(Layout region records)

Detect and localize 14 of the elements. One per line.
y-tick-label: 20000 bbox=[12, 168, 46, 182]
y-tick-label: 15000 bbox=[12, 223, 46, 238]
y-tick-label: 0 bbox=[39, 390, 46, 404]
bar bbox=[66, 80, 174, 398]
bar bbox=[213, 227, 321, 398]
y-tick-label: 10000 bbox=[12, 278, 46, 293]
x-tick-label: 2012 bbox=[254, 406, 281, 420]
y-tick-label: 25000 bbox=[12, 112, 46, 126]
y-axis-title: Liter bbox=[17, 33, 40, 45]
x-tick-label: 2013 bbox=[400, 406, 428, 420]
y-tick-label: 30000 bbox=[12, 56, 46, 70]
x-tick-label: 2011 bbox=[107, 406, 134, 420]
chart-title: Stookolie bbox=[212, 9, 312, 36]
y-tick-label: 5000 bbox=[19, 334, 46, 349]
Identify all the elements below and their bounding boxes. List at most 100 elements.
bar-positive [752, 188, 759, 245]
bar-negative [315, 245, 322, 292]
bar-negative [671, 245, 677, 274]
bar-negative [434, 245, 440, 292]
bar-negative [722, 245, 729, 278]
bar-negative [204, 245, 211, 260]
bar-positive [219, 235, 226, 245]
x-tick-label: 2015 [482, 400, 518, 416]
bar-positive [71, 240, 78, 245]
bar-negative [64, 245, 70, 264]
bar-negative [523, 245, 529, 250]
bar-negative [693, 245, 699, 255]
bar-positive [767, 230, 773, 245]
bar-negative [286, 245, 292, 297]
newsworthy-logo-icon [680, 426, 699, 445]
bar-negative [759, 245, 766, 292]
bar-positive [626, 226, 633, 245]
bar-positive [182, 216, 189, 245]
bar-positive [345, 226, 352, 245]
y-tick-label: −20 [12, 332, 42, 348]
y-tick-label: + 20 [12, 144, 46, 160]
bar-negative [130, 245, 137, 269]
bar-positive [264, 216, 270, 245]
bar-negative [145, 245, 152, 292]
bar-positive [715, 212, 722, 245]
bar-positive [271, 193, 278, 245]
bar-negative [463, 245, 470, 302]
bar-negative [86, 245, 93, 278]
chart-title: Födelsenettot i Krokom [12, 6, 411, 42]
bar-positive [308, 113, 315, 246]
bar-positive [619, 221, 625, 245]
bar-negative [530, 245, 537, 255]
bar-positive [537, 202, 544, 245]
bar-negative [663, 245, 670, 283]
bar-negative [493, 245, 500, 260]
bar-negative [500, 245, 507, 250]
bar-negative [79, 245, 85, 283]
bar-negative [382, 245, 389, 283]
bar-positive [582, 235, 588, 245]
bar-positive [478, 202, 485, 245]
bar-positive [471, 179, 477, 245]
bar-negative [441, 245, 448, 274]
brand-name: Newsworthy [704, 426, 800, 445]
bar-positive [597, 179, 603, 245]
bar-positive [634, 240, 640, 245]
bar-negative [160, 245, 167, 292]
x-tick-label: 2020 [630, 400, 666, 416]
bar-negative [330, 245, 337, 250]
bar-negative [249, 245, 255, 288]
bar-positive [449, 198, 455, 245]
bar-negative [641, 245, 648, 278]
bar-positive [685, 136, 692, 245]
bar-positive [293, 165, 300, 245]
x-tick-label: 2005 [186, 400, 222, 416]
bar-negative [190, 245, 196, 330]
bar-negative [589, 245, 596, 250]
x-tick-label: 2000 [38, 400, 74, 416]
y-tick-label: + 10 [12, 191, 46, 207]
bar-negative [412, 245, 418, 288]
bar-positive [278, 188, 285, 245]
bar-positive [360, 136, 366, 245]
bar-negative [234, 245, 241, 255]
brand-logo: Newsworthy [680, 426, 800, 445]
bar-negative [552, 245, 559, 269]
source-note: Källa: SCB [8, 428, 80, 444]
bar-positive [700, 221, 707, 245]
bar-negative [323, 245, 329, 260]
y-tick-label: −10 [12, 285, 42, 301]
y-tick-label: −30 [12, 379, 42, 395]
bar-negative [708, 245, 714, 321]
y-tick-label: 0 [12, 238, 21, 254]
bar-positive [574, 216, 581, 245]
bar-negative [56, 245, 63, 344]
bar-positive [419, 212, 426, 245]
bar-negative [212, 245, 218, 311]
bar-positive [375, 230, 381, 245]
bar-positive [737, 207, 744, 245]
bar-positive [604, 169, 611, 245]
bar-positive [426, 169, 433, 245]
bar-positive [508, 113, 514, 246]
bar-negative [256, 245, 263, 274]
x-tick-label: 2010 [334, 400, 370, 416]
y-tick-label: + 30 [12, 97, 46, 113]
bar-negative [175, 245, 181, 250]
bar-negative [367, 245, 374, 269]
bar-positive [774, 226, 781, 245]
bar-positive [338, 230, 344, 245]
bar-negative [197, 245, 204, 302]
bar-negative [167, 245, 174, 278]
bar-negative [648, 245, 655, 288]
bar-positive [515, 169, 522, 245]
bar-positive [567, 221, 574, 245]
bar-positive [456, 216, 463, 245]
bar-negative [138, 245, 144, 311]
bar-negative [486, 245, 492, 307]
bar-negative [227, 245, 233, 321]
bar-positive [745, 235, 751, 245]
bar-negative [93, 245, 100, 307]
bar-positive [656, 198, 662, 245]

**Task statement:** Write out all of the material above again, line for line, without changing anything.

**Solution for this problem:**
Detect and localize 14 of the elements. One per line.
y-tick-label: 20000 bbox=[12, 168, 46, 182]
y-tick-label: 15000 bbox=[12, 223, 46, 238]
y-tick-label: 0 bbox=[39, 390, 46, 404]
bar bbox=[66, 80, 174, 398]
bar bbox=[213, 227, 321, 398]
y-tick-label: 10000 bbox=[12, 278, 46, 293]
x-tick-label: 2012 bbox=[254, 406, 281, 420]
y-tick-label: 25000 bbox=[12, 112, 46, 126]
y-axis-title: Liter bbox=[17, 33, 40, 45]
x-tick-label: 2013 bbox=[400, 406, 428, 420]
y-tick-label: 30000 bbox=[12, 56, 46, 70]
x-tick-label: 2011 bbox=[107, 406, 134, 420]
chart-title: Stookolie bbox=[212, 9, 312, 36]
y-tick-label: 5000 bbox=[19, 334, 46, 349]
Identify all the elements below and their bounding boxes. List at most 100 elements.
bar-positive [752, 188, 759, 245]
bar-negative [315, 245, 322, 292]
bar-negative [671, 245, 677, 274]
bar-negative [434, 245, 440, 292]
bar-negative [722, 245, 729, 278]
bar-negative [204, 245, 211, 260]
bar-positive [219, 235, 226, 245]
x-tick-label: 2015 [482, 400, 518, 416]
bar-positive [71, 240, 78, 245]
bar-negative [64, 245, 70, 264]
bar-negative [523, 245, 529, 250]
bar-negative [693, 245, 699, 255]
bar-positive [767, 230, 773, 245]
bar-negative [286, 245, 292, 297]
newsworthy-logo-icon [680, 426, 699, 445]
bar-negative [759, 245, 766, 292]
bar-positive [626, 226, 633, 245]
bar-positive [182, 216, 189, 245]
bar-positive [345, 226, 352, 245]
y-tick-label: −20 [12, 332, 42, 348]
y-tick-label: + 20 [12, 144, 46, 160]
bar-negative [130, 245, 137, 269]
bar-positive [264, 216, 270, 245]
bar-negative [145, 245, 152, 292]
bar-positive [715, 212, 722, 245]
bar-positive [271, 193, 278, 245]
bar-negative [463, 245, 470, 302]
bar-negative [86, 245, 93, 278]
chart-title: Födelsenettot i Krokom [12, 6, 411, 42]
bar-positive [308, 113, 315, 246]
bar-positive [619, 221, 625, 245]
bar-negative [530, 245, 537, 255]
bar-positive [537, 202, 544, 245]
bar-negative [663, 245, 670, 283]
bar-negative [493, 245, 500, 260]
bar-negative [500, 245, 507, 250]
bar-negative [79, 245, 85, 283]
bar-negative [382, 245, 389, 283]
bar-positive [582, 235, 588, 245]
bar-positive [478, 202, 485, 245]
bar-positive [471, 179, 477, 245]
bar-negative [441, 245, 448, 274]
brand-name: Newsworthy [704, 426, 800, 445]
bar-positive [597, 179, 603, 245]
bar-positive [634, 240, 640, 245]
bar-negative [160, 245, 167, 292]
x-tick-label: 2020 [630, 400, 666, 416]
bar-negative [330, 245, 337, 250]
bar-negative [249, 245, 255, 288]
bar-positive [449, 198, 455, 245]
bar-negative [641, 245, 648, 278]
bar-positive [685, 136, 692, 245]
bar-positive [293, 165, 300, 245]
x-tick-label: 2005 [186, 400, 222, 416]
bar-negative [190, 245, 196, 330]
bar-negative [589, 245, 596, 250]
x-tick-label: 2000 [38, 400, 74, 416]
y-tick-label: + 10 [12, 191, 46, 207]
bar-negative [412, 245, 418, 288]
bar-positive [278, 188, 285, 245]
bar-positive [360, 136, 366, 245]
bar-negative [234, 245, 241, 255]
brand-logo: Newsworthy [680, 426, 800, 445]
bar-negative [552, 245, 559, 269]
source-note: Källa: SCB [8, 428, 80, 444]
bar-positive [700, 221, 707, 245]
bar-negative [323, 245, 329, 260]
y-tick-label: −10 [12, 285, 42, 301]
y-tick-label: −30 [12, 379, 42, 395]
bar-negative [708, 245, 714, 321]
y-tick-label: 0 [12, 238, 21, 254]
bar-positive [574, 216, 581, 245]
bar-negative [56, 245, 63, 344]
bar-positive [419, 212, 426, 245]
bar-negative [212, 245, 218, 311]
bar-positive [375, 230, 381, 245]
bar-positive [737, 207, 744, 245]
bar-positive [604, 169, 611, 245]
bar-positive [426, 169, 433, 245]
bar-positive [508, 113, 514, 246]
bar-negative [256, 245, 263, 274]
x-tick-label: 2010 [334, 400, 370, 416]
y-tick-label: + 30 [12, 97, 46, 113]
bar-negative [175, 245, 181, 250]
bar-negative [367, 245, 374, 269]
bar-positive [774, 226, 781, 245]
bar-positive [338, 230, 344, 245]
bar-negative [197, 245, 204, 302]
bar-negative [167, 245, 174, 278]
bar-negative [648, 245, 655, 288]
bar-positive [515, 169, 522, 245]
bar-positive [567, 221, 574, 245]
bar-positive [456, 216, 463, 245]
bar-negative [138, 245, 144, 311]
bar-negative [486, 245, 492, 307]
bar-negative [227, 245, 233, 321]
bar-positive [745, 235, 751, 245]
bar-negative [93, 245, 100, 307]
bar-positive [656, 198, 662, 245]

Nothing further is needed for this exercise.